(Chart and figure data)
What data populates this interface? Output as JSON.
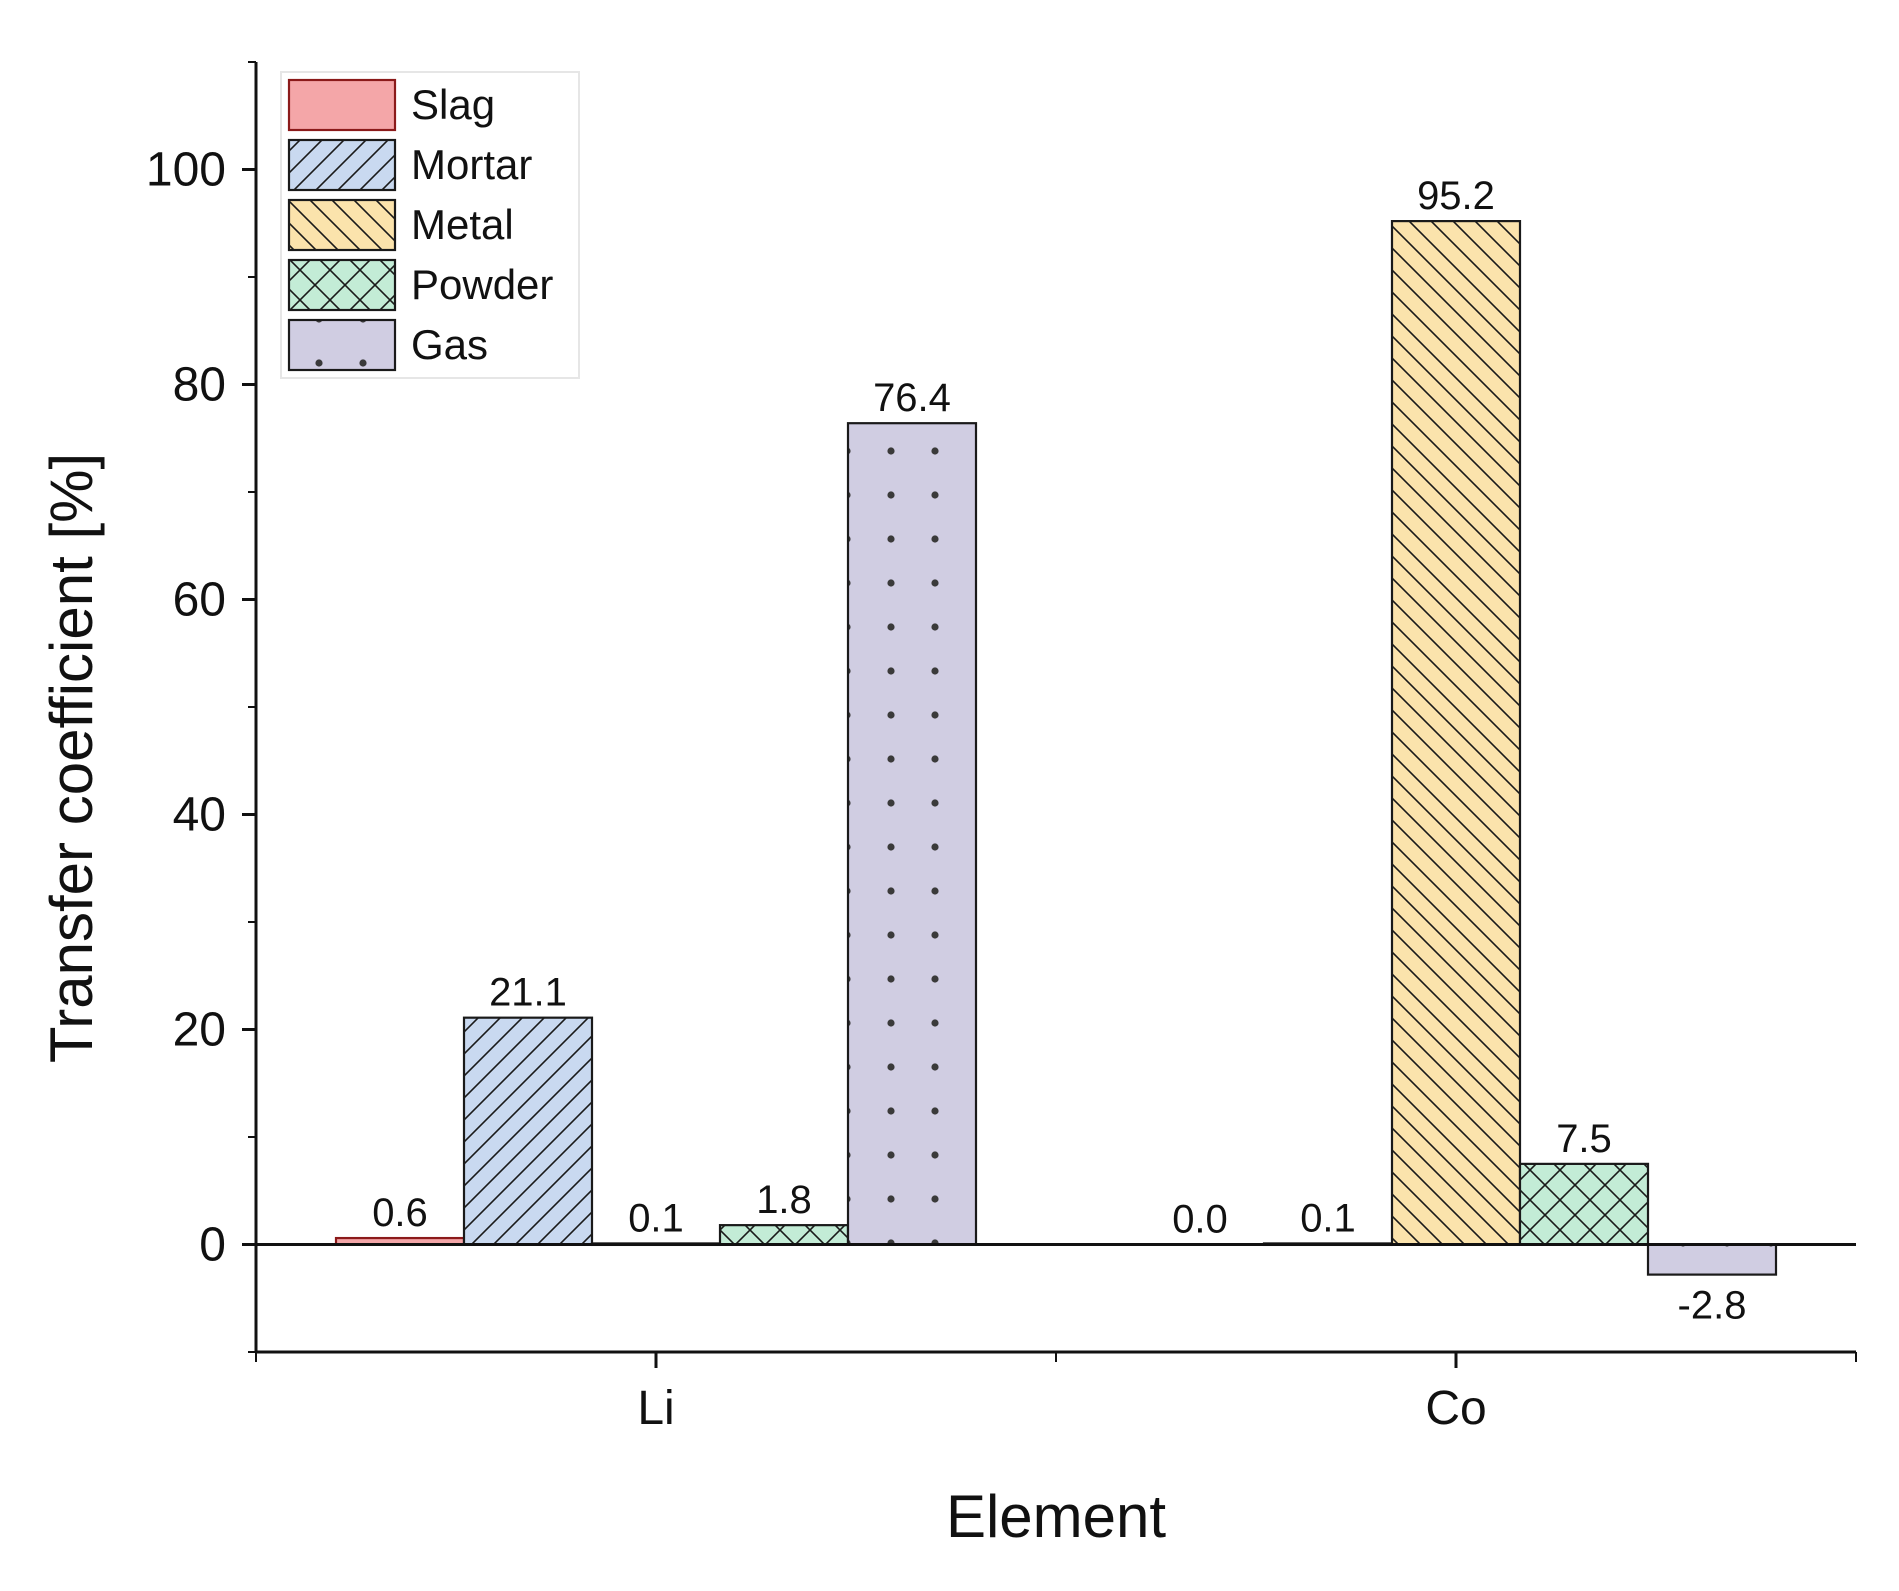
{
  "chart_data": {
    "type": "bar",
    "xlabel": "Element",
    "ylabel": "Transfer coefficient [%]",
    "ylim": [
      -10,
      110
    ],
    "yticks": [
      0,
      20,
      40,
      60,
      80,
      100
    ],
    "grid": false,
    "legend_position": "top-left",
    "categories": [
      "Li",
      "Co"
    ],
    "series": [
      {
        "name": "Slag",
        "values": [
          0.6,
          0.0
        ],
        "labels": [
          "0.6",
          "0.0"
        ],
        "color": "#f4a6a8",
        "edge": "#8b1a1a",
        "pattern": "solid"
      },
      {
        "name": "Mortar",
        "values": [
          21.1,
          0.1
        ],
        "labels": [
          "21.1",
          "0.1"
        ],
        "color": "#c9d9f0",
        "edge": "#1a1a1a",
        "pattern": "forward-diagonal"
      },
      {
        "name": "Metal",
        "values": [
          0.1,
          95.2
        ],
        "labels": [
          "0.1",
          "95.2"
        ],
        "color": "#fbe3ac",
        "edge": "#1a1a1a",
        "pattern": "backward-diagonal"
      },
      {
        "name": "Powder",
        "values": [
          1.8,
          7.5
        ],
        "labels": [
          "1.8",
          "7.5"
        ],
        "color": "#c3ecd6",
        "edge": "#1a1a1a",
        "pattern": "crosshatch"
      },
      {
        "name": "Gas",
        "values": [
          76.4,
          -2.8
        ],
        "labels": [
          "76.4",
          "-2.8"
        ],
        "color": "#d0cde2",
        "edge": "#1a1a1a",
        "pattern": "dots"
      }
    ]
  }
}
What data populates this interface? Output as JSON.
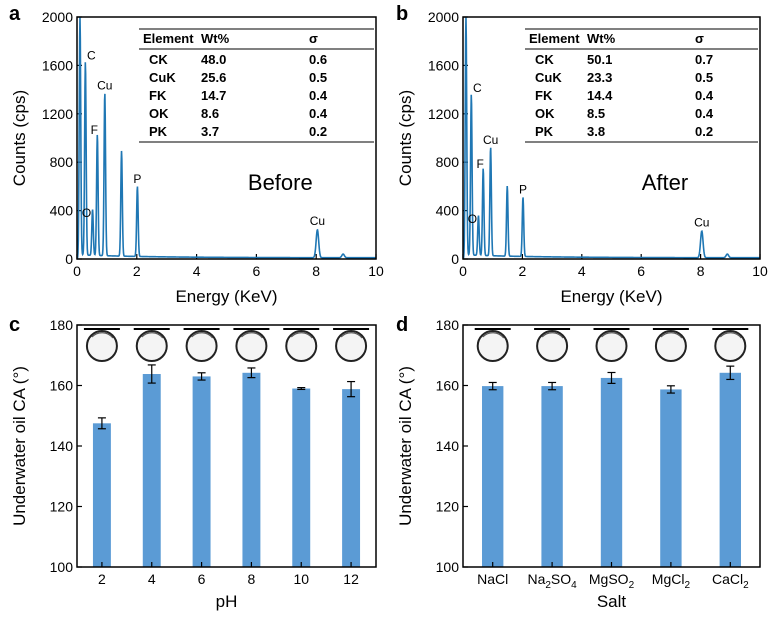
{
  "chart_data": [
    {
      "panel": "a",
      "type": "line",
      "title": "Before",
      "xlabel": "Energy (KeV)",
      "ylabel": "Counts (cps)",
      "xlim": [
        0,
        10
      ],
      "ylim": [
        0,
        2000
      ],
      "xticks": [
        0,
        2,
        4,
        6,
        8,
        10
      ],
      "yticks": [
        0,
        400,
        800,
        1200,
        1600,
        2000
      ],
      "line_color": "#1f77b4",
      "peaks": [
        {
          "x": 0.1,
          "y": 1980,
          "label": ""
        },
        {
          "x": 0.28,
          "y": 1600,
          "label": "C"
        },
        {
          "x": 0.52,
          "y": 380,
          "label": "O"
        },
        {
          "x": 0.68,
          "y": 1000,
          "label": "F"
        },
        {
          "x": 0.93,
          "y": 1350,
          "label": "Cu"
        },
        {
          "x": 1.49,
          "y": 870,
          "label": ""
        },
        {
          "x": 2.02,
          "y": 580,
          "label": "P"
        },
        {
          "x": 8.04,
          "y": 230,
          "label": "Cu"
        },
        {
          "x": 8.9,
          "y": 30,
          "label": ""
        }
      ],
      "table": {
        "headers": [
          "Element",
          "Wt%",
          "σ"
        ],
        "rows": [
          [
            "CK",
            "48.0",
            "0.6"
          ],
          [
            "CuK",
            "25.6",
            "0.5"
          ],
          [
            "FK",
            "14.7",
            "0.4"
          ],
          [
            "OK",
            "8.6",
            "0.4"
          ],
          [
            "PK",
            "3.7",
            "0.2"
          ]
        ]
      }
    },
    {
      "panel": "b",
      "type": "line",
      "title": "After",
      "xlabel": "Energy (KeV)",
      "ylabel": "Counts (cps)",
      "xlim": [
        0,
        10
      ],
      "ylim": [
        0,
        2000
      ],
      "xticks": [
        0,
        2,
        4,
        6,
        8,
        10
      ],
      "yticks": [
        0,
        400,
        800,
        1200,
        1600,
        2000
      ],
      "line_color": "#1f77b4",
      "peaks": [
        {
          "x": 0.1,
          "y": 1980,
          "label": ""
        },
        {
          "x": 0.28,
          "y": 1330,
          "label": "C"
        },
        {
          "x": 0.52,
          "y": 330,
          "label": "O"
        },
        {
          "x": 0.68,
          "y": 720,
          "label": "F"
        },
        {
          "x": 0.93,
          "y": 900,
          "label": "Cu"
        },
        {
          "x": 1.49,
          "y": 580,
          "label": ""
        },
        {
          "x": 2.02,
          "y": 490,
          "label": "P"
        },
        {
          "x": 8.04,
          "y": 220,
          "label": "Cu"
        },
        {
          "x": 8.9,
          "y": 30,
          "label": ""
        }
      ],
      "table": {
        "headers": [
          "Element",
          "Wt%",
          "σ"
        ],
        "rows": [
          [
            "CK",
            "50.1",
            "0.7"
          ],
          [
            "CuK",
            "23.3",
            "0.5"
          ],
          [
            "FK",
            "14.4",
            "0.4"
          ],
          [
            "OK",
            "8.5",
            "0.4"
          ],
          [
            "PK",
            "3.8",
            "0.2"
          ]
        ]
      }
    },
    {
      "panel": "c",
      "type": "bar",
      "xlabel": "pH",
      "ylabel": "Underwater oil CA (°)",
      "ylim": [
        100,
        180
      ],
      "yticks": [
        100,
        120,
        140,
        160,
        180
      ],
      "categories": [
        "2",
        "4",
        "6",
        "8",
        "10",
        "12"
      ],
      "values": [
        147.5,
        163.8,
        163.0,
        164.2,
        159.0,
        158.8
      ],
      "errors": [
        1.8,
        3.0,
        1.2,
        1.6,
        0.3,
        2.5
      ],
      "bar_color": "#5b9bd5"
    },
    {
      "panel": "d",
      "type": "bar",
      "xlabel": "Salt",
      "ylabel": "Underwater oil CA (°)",
      "ylim": [
        100,
        180
      ],
      "yticks": [
        100,
        120,
        140,
        160,
        180
      ],
      "categories": [
        {
          "base": "NaCl",
          "sub": ""
        },
        {
          "base": "Na",
          "sub": "2",
          "tail": "SO",
          "sub2": "4"
        },
        {
          "base": "MgSO",
          "sub": "2"
        },
        {
          "base": "MgCl",
          "sub": "2"
        },
        {
          "base": "CaCl",
          "sub": "2"
        }
      ],
      "values": [
        159.8,
        159.8,
        162.5,
        158.7,
        164.2
      ],
      "errors": [
        1.2,
        1.2,
        1.8,
        1.2,
        2.2
      ],
      "bar_color": "#5b9bd5"
    }
  ]
}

--- REQUEST ---
Take each line of the material that contains the word "xlabel" and list it.

--- RESULT OF THE TASK ---
    "xlabel": "Element",
      "xlabel": "Energy (KeV)",
      "xlabel": "Energy (KeV)",
      "xlabel": "pH",
      "xlabel": "Salt",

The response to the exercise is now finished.